Directions for this task: Only a number is wanted: how many lines in these records contain the word "text"?

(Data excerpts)

************

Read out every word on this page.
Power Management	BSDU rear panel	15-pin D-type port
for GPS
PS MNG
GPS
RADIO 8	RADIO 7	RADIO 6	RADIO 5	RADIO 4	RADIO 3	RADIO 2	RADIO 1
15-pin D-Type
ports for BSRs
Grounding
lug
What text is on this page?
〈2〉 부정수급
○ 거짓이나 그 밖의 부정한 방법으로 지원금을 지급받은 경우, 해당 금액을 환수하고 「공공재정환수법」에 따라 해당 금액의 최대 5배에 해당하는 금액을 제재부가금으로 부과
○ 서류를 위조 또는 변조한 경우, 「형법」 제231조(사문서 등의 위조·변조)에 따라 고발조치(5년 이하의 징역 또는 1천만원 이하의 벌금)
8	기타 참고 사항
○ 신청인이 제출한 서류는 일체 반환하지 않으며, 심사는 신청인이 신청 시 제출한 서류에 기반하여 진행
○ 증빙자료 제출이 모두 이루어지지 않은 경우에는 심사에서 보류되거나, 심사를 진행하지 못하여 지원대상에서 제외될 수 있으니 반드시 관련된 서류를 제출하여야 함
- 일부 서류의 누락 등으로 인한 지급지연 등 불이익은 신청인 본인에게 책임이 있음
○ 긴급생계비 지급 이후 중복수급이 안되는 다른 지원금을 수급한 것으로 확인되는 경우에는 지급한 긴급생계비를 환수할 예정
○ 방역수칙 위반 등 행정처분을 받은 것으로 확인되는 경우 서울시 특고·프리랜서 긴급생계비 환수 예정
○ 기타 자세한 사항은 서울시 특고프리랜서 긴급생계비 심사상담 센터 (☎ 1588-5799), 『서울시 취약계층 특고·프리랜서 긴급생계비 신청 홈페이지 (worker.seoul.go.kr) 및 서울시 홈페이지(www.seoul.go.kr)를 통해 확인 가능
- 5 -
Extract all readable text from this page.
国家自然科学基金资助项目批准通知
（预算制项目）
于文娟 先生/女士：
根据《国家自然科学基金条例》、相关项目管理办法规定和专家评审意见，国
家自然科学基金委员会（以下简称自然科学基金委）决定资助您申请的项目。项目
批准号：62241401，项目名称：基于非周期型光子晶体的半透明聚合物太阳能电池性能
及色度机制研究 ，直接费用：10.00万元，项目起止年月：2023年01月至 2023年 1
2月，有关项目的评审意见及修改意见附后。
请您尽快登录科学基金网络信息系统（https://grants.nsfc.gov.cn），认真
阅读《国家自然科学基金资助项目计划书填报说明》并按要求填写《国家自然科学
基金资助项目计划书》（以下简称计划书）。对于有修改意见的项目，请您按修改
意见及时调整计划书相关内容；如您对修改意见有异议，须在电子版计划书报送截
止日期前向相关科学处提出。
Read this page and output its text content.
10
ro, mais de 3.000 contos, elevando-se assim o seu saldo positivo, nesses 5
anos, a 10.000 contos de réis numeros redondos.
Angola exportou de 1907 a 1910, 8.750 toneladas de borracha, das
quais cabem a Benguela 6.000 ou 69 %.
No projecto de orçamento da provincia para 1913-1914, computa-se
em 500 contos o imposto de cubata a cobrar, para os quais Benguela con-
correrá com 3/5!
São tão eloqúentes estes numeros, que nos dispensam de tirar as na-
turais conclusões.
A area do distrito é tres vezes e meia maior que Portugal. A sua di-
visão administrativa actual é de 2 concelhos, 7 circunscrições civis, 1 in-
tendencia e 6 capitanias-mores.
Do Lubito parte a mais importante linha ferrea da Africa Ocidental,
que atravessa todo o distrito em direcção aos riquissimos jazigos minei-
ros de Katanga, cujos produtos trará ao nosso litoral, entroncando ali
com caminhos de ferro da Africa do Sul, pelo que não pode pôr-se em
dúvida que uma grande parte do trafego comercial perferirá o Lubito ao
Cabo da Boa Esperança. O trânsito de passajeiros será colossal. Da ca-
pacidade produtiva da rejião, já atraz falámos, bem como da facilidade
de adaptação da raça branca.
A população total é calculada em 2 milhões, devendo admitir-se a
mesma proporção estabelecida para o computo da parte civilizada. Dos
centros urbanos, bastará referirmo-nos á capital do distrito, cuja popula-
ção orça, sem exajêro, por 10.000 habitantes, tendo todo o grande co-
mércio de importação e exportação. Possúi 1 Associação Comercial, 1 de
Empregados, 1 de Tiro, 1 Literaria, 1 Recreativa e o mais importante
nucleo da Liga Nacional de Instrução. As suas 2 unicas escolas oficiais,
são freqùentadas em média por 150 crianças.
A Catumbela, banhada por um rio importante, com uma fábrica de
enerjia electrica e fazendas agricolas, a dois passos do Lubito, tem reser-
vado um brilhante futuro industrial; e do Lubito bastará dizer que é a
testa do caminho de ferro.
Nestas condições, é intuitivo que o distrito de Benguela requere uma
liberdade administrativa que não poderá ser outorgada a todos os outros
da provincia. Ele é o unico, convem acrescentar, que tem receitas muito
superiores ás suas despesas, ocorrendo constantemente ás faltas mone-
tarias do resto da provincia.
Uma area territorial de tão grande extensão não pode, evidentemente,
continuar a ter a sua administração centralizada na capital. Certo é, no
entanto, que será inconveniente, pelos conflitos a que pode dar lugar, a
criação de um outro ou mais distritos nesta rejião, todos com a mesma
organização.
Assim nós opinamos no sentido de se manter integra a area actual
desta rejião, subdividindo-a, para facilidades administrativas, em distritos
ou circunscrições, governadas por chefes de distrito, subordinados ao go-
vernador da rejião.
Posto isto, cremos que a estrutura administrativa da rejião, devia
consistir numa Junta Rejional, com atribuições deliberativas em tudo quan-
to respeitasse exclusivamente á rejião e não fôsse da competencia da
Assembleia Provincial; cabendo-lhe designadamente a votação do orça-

************

Result: 3